■ Aim
Do these statements agree with the article on the SEC's revised cybersecurity guidance? For each, answer yes or no and quote the deciding words. (a) The new guidance builds on cybersecurity guidance the SEC issued in 2011. (b) The guidance is meant to help privately held companies prepare their disclosures. (c) Jay Clayton urges companies to examine their controls with only their securities law disclosure obligations in mind.

■ Source extract
Top 5 things to Know About New Securities and Exchange Commission Revised Guidance
By: Carolyn Crandall
The new Securities and Exchange Commission guidance builds upon the SEC’s 2011 cybersecurity guidance and is designed to assist publicly traded companies in preparing disclosures about cybersecurity risks and incidents.
- What it is: Guidance for promoting clearer and more robust disclosures so that more complete information can be made available to investors. SEC Chairman Jay Clayton says in a statement, “In particular, I urge public companies to examine their controls and procedures, with not only their securities law disclosure obligations in mind, but also reputational considerations around sales of securities by executives.
- What it is designed to do: This is clearly meant as a wake-up call to corporate executives and boards of directors that they must take responsibility for cybersecurity. Similar to Sarbanes-Oxley, the guidelines also call for a description on how the executive team and board will engage on cybersecurity issues. This oversight would require greater definition of how an organization will govern and respond to security risks and incidents.
- Why organizations should comply: Having effective breach disclosure controls and incident response procedure will help these organizations with accurate and timely disclosures of attacks or material incidents. Having these controls and established procedures will also aid companies in satisfying their disclosure obligations for federal security laws.

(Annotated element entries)

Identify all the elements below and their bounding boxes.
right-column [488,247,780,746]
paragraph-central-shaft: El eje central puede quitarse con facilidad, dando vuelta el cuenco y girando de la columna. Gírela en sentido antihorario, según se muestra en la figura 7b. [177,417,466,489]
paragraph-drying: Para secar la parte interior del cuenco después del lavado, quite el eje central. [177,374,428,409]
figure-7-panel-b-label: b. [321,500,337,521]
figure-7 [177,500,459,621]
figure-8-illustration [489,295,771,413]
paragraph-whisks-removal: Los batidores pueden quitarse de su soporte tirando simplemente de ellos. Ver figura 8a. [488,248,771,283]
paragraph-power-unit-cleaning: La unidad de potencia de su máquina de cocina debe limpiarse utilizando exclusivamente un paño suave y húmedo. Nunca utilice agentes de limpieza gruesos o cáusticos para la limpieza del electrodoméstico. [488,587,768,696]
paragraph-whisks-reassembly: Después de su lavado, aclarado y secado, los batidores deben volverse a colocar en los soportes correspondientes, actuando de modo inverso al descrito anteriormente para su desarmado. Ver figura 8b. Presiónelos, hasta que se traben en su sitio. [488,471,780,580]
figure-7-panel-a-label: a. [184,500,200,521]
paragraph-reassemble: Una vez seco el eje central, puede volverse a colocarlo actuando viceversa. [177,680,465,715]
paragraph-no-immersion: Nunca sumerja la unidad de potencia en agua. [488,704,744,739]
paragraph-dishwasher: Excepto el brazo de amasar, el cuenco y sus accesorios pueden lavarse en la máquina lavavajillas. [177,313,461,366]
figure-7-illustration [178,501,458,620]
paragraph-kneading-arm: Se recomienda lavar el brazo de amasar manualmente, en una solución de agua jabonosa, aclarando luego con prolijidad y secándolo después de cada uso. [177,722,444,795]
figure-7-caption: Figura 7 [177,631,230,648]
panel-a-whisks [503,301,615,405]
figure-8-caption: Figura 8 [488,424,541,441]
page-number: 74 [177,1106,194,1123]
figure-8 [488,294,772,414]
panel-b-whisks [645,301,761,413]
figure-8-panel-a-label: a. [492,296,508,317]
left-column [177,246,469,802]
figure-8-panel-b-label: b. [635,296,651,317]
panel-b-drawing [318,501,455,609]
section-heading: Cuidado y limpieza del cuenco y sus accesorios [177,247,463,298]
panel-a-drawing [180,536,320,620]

■ Correct output
(a) Yes: "builds upon the SEC’s 2011 cybersecurity guidance"
(b) No: "designed to assist publicly traded companies in preparing disclosures about cybersecurity risks and incidents"
(c) No: "with not only their securities law disclosure obligations in mind, but also reputational considerations around sales of securities by executives"